### Description of the task
Working from the entries that follow, transcribe exactly and only the lines from the one with "Serialize everything readable" through the last, pictures excluded.

### Dataset records
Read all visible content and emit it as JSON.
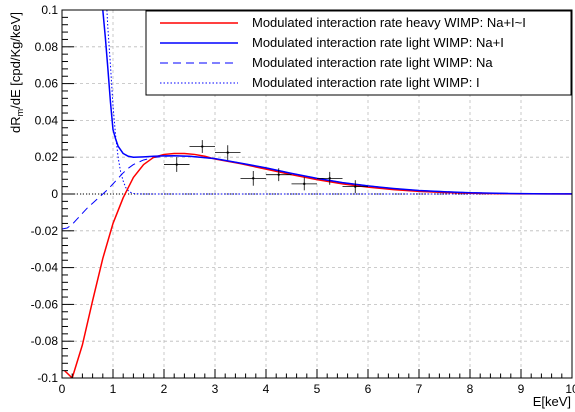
{
  "chart_data": {
    "type": "line",
    "title": "",
    "xlabel": "E[keV]",
    "ylabel": "dR_m/dE [cpd/Kg/keV]",
    "ylabel_main": "dR",
    "ylabel_sub": "m",
    "ylabel_rest": "/dE [cpd/Kg/keV]",
    "xlim": [
      0,
      10
    ],
    "ylim": [
      -0.1,
      0.1
    ],
    "grid": true,
    "legend_position": "top-right",
    "x_ticks": [
      0,
      1,
      2,
      3,
      4,
      5,
      6,
      7,
      8,
      9,
      10
    ],
    "x_tick_labels": [
      "0",
      "1",
      "2",
      "3",
      "4",
      "5",
      "6",
      "7",
      "8",
      "9",
      "10"
    ],
    "y_ticks": [
      -0.1,
      -0.08,
      -0.06,
      -0.04,
      -0.02,
      0,
      0.02,
      0.04,
      0.06,
      0.08,
      0.1
    ],
    "y_tick_labels": [
      "-0.1",
      "-0.08",
      "-0.06",
      "-0.04",
      "-0.02",
      "0",
      "0.02",
      "0.04",
      "0.06",
      "0.08",
      "0.1"
    ],
    "colors": {
      "heavy": "#ff0000",
      "light": "#0000ff",
      "zero_line": "#000000"
    },
    "series": [
      {
        "name": "Modulated interaction rate heavy WIMP: Na+I~I",
        "color": "#ff0000",
        "style": "solid",
        "x": [
          0.05,
          0.2,
          0.4,
          0.6,
          0.8,
          1.0,
          1.2,
          1.4,
          1.6,
          1.8,
          2.0,
          2.2,
          2.4,
          2.6,
          2.8,
          3.0,
          3.5,
          4.0,
          4.5,
          5.0,
          5.5,
          6.0,
          6.5,
          7.0,
          7.5,
          8.0,
          8.5,
          9.0,
          9.5,
          10.0
        ],
        "y": [
          -0.096,
          -0.1,
          -0.082,
          -0.058,
          -0.035,
          -0.016,
          -0.002,
          0.009,
          0.016,
          0.02,
          0.0215,
          0.022,
          0.022,
          0.0215,
          0.0205,
          0.019,
          0.0165,
          0.0135,
          0.0105,
          0.0078,
          0.0055,
          0.0037,
          0.0024,
          0.0014,
          0.0008,
          0.0004,
          0.0002,
          0.0001,
          5e-05,
          0.0
        ]
      },
      {
        "name": "Modulated interaction rate light WIMP: Na+I",
        "color": "#0000ff",
        "style": "solid",
        "x": [
          0.8,
          0.85,
          0.9,
          0.95,
          1.0,
          1.05,
          1.1,
          1.2,
          1.3,
          1.4,
          1.6,
          1.8,
          2.0,
          2.2,
          2.5,
          3.0,
          3.5,
          4.0,
          4.5,
          5.0,
          5.5,
          6.0,
          6.5,
          7.0,
          7.5,
          8.0,
          8.5,
          9.0,
          9.5,
          10.0
        ],
        "y": [
          0.1,
          0.085,
          0.068,
          0.05,
          0.035,
          0.03,
          0.026,
          0.022,
          0.0205,
          0.02,
          0.0202,
          0.0205,
          0.0207,
          0.0208,
          0.0205,
          0.0192,
          0.0168,
          0.0142,
          0.0112,
          0.0085,
          0.0062,
          0.0044,
          0.003,
          0.0019,
          0.0012,
          0.0007,
          0.0004,
          0.0002,
          0.0001,
          5e-05
        ]
      },
      {
        "name": "Modulated interaction rate light WIMP: Na",
        "color": "#0000ff",
        "style": "dashed",
        "x": [
          0.0,
          0.1,
          0.2,
          0.3,
          0.4,
          0.5,
          0.6,
          0.7,
          0.8,
          0.9,
          1.0,
          1.1,
          1.2,
          1.3,
          1.4,
          1.6,
          1.8,
          2.0,
          2.2,
          2.5,
          3.0,
          3.5,
          4.0,
          4.5,
          5.0,
          5.5,
          6.0,
          6.5,
          7.0,
          8.0,
          9.0,
          10.0
        ],
        "y": [
          -0.019,
          -0.0185,
          -0.0165,
          -0.0135,
          -0.0105,
          -0.0075,
          -0.005,
          -0.0025,
          0.0,
          0.0025,
          0.0055,
          0.0085,
          0.0115,
          0.014,
          0.016,
          0.0185,
          0.0198,
          0.0205,
          0.0207,
          0.0205,
          0.0192,
          0.0168,
          0.0142,
          0.0112,
          0.0085,
          0.0062,
          0.0044,
          0.003,
          0.0019,
          0.0007,
          0.0002,
          5e-05
        ]
      },
      {
        "name": "Modulated interaction rate light WIMP: I",
        "color": "#0000ff",
        "style": "dotted",
        "x": [
          0.88,
          0.9,
          0.95,
          1.0,
          1.05,
          1.1,
          1.15,
          1.2,
          1.25,
          1.3,
          1.35,
          1.4,
          1.5,
          1.6,
          2.0,
          3.0,
          5.0,
          7.0,
          10.0
        ],
        "y": [
          0.1,
          0.09,
          0.07,
          0.048,
          0.032,
          0.02,
          0.012,
          0.007,
          0.0035,
          0.0018,
          0.0008,
          0.0003,
          0.0001,
          0.0,
          0.0,
          0.0,
          0.0,
          0.0,
          0.0
        ]
      }
    ],
    "data_points": {
      "x": [
        2.25,
        2.75,
        3.25,
        3.75,
        4.25,
        4.75,
        5.25,
        5.75
      ],
      "y": [
        0.016,
        0.0258,
        0.0225,
        0.0085,
        0.0105,
        0.0055,
        0.0085,
        0.004
      ],
      "x_err": [
        0.25,
        0.25,
        0.25,
        0.25,
        0.25,
        0.25,
        0.25,
        0.25
      ],
      "y_err": [
        0.004,
        0.0035,
        0.004,
        0.004,
        0.0035,
        0.0035,
        0.0035,
        0.0035
      ],
      "color": "#000000"
    }
  }
}
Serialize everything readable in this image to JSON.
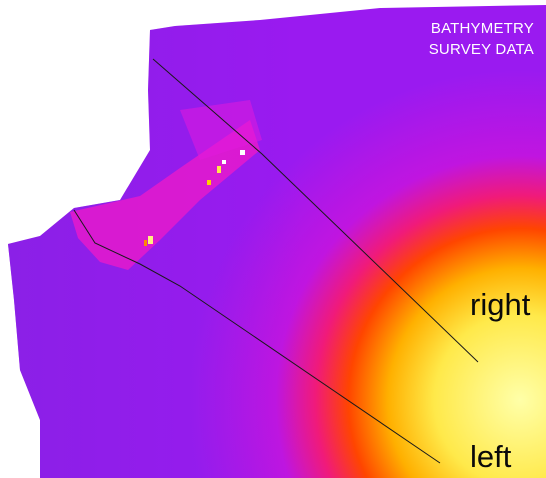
{
  "map": {
    "title_line1": "BATHYMETRY",
    "title_line2": "SURVEY DATA",
    "labels": {
      "right": "right",
      "left": "left"
    },
    "colormap": [
      "#8a2be2",
      "#b21ae8",
      "#e21adc",
      "#ff2a66",
      "#ff6a00",
      "#ffd000",
      "#ffff99"
    ],
    "line_color": "#1a1a1a"
  }
}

### Result for this exercise
Serialize everything readable in this image to JSON.
{
  "map": {
    "title_line1": "BATHYMETRY",
    "title_line2": "SURVEY DATA",
    "labels": {
      "right": "right",
      "left": "left"
    },
    "colormap": [
      "#8a2be2",
      "#b21ae8",
      "#e21adc",
      "#ff2a66",
      "#ff6a00",
      "#ffd000",
      "#ffff99"
    ],
    "line_color": "#1a1a1a"
  }
}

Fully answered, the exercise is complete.